**SUPPLIED PASSAGE:**
(begin)

For example, as I drove to Stennis Space Center from New Orleans, I could feel the pain of the loss of those who endured the suffering from Katrina and the gratitude of those able to find solace and purpose in doing small but mighty activities on rocket stands in the Mississippi Delta; as I ate Tex Mex in Houston, I could feel the anguish of uncertainty as this nation’s space program transitions to a new era; and as I read and contemplated the comments to my blog, I could feel the passion and purpose of a global citizenship that is connected to me and to NASA in ways that perhaps I can only just begin to understand.

I have one more person to connect to. It is a little boy from Tampa, Florida – Cody.  I don’t know if Cody is a real person or perhaps an industry lobbyist with a great imagination and tremendous creativity.  Yet, I deleted this doubt and felt compelled to give Cody’s letter response.  I will also give him a more personal reply later as I remain committed to answer every comment in one specific post. 

Cody wanted me to save the space program.  I wondered if Cody knew that I was just a poor struggling CIO trying to hold together an email infrastructure with duct tape and PVC pipe.  I wondered why Cody addressed a letter to me and sent me a picture.  My ego initially convinced myself that maybe he sent it to everyone.  But I neutralized my ego in an attempt to connect with a humble little boy from Tampa. 

My ego tells me that as a capable NASA executive I am confident of the future direction and strategy of the nation’s space program.  However, I can’t shake the passion, concern, and dread that I feel from the connection that I made with Cody.  If I am to help NASA inspire a nation, how can I do it if I can’t inspire a little boy?  See why this blog scared me?

(end)

**GIVEN INSTRUCTION 1:**
Name every place mentioned in the blog post.
**GIVEN INSTRUCTION 2:**
Reproduce the lines of the entries from the start through the line that contains "marker-j4: J4 [915, 277, 953, 318]", including both ends.
The blog post and the entries that follow are separate material.

**RECORDS FOR THE EXERCISE:**
(begin)

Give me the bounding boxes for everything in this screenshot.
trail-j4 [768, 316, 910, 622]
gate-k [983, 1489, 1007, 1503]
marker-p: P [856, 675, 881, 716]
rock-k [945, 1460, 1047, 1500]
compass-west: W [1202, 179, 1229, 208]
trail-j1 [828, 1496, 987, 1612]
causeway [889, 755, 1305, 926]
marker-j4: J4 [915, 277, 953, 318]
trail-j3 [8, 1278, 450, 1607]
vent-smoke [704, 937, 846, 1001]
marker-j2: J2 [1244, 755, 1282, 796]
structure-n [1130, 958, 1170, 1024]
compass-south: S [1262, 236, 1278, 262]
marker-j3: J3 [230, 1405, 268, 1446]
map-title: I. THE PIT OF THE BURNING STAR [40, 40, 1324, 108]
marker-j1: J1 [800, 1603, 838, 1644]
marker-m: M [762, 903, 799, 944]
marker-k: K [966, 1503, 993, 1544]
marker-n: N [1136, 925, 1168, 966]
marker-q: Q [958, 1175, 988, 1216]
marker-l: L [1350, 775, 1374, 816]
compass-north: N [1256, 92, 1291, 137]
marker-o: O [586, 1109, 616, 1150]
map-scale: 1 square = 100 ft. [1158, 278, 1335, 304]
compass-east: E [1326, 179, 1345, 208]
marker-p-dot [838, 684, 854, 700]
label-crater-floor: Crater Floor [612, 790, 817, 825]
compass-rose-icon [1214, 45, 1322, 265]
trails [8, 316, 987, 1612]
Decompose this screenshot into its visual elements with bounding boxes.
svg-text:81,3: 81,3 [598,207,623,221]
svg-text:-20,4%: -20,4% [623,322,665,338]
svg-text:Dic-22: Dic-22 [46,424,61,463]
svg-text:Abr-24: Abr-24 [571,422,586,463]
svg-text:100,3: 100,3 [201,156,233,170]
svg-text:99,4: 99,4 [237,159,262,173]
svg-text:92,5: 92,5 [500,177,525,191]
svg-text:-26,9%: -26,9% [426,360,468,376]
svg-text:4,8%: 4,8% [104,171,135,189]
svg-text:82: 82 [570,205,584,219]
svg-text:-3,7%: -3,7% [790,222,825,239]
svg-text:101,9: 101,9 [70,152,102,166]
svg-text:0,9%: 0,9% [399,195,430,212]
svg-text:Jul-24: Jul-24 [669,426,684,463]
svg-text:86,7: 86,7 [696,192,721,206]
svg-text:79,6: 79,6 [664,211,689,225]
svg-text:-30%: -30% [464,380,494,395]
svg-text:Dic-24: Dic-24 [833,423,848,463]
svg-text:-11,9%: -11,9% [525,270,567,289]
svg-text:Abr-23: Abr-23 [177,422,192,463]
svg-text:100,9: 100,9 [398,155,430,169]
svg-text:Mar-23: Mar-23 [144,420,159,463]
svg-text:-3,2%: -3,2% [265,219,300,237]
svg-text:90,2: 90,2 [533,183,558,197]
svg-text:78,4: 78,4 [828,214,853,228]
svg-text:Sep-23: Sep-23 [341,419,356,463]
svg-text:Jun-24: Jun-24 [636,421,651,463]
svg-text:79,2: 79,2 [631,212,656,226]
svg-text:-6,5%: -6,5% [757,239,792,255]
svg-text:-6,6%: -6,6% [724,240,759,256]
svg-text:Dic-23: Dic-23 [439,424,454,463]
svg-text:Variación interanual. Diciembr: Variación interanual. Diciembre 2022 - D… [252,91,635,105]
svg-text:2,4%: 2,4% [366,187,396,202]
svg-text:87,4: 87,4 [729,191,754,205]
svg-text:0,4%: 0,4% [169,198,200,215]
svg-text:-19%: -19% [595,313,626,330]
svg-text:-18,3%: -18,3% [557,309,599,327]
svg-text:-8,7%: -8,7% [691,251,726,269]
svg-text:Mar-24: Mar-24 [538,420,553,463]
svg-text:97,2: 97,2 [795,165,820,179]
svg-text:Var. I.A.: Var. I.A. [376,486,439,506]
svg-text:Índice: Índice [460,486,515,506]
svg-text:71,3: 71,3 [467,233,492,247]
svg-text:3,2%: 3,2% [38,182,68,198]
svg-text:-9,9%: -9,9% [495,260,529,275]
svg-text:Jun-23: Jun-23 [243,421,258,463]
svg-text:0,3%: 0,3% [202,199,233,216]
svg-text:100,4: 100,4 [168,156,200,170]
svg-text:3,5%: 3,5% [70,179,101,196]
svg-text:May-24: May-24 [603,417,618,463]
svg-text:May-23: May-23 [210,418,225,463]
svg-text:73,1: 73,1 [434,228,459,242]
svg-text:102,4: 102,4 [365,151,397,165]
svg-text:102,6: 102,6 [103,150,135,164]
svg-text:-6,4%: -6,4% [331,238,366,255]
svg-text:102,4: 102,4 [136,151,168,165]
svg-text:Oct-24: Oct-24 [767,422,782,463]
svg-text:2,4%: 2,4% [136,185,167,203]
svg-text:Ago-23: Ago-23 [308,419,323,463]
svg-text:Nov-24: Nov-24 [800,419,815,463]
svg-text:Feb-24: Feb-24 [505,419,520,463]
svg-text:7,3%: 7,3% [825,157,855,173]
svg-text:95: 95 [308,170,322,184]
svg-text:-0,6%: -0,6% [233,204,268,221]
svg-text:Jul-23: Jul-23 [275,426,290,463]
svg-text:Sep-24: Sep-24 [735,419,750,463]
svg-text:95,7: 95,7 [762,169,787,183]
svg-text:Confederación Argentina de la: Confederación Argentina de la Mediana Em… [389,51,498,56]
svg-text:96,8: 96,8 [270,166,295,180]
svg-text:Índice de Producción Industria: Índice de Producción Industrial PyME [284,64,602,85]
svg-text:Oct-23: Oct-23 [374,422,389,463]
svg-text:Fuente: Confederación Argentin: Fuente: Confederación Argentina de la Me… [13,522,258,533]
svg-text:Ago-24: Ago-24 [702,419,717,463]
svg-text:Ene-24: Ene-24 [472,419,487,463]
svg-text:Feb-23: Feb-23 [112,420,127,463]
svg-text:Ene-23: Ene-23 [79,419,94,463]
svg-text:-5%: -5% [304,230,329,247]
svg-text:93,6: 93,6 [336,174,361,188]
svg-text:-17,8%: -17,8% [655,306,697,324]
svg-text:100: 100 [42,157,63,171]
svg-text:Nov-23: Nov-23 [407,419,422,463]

(end)

**WRITTEN SOLUTION 1:**
Stennis Space Center, New Orleans, the Mississippi Delta, Houston, Tampa, Florida

**WRITTEN SOLUTION 2:**
Give me the bounding boxes for everything in this screenshot.
trail-j4 [768, 316, 910, 622]
gate-k [983, 1489, 1007, 1503]
marker-p: P [856, 675, 881, 716]
rock-k [945, 1460, 1047, 1500]
compass-west: W [1202, 179, 1229, 208]
trail-j1 [828, 1496, 987, 1612]
causeway [889, 755, 1305, 926]
marker-j4: J4 [915, 277, 953, 318]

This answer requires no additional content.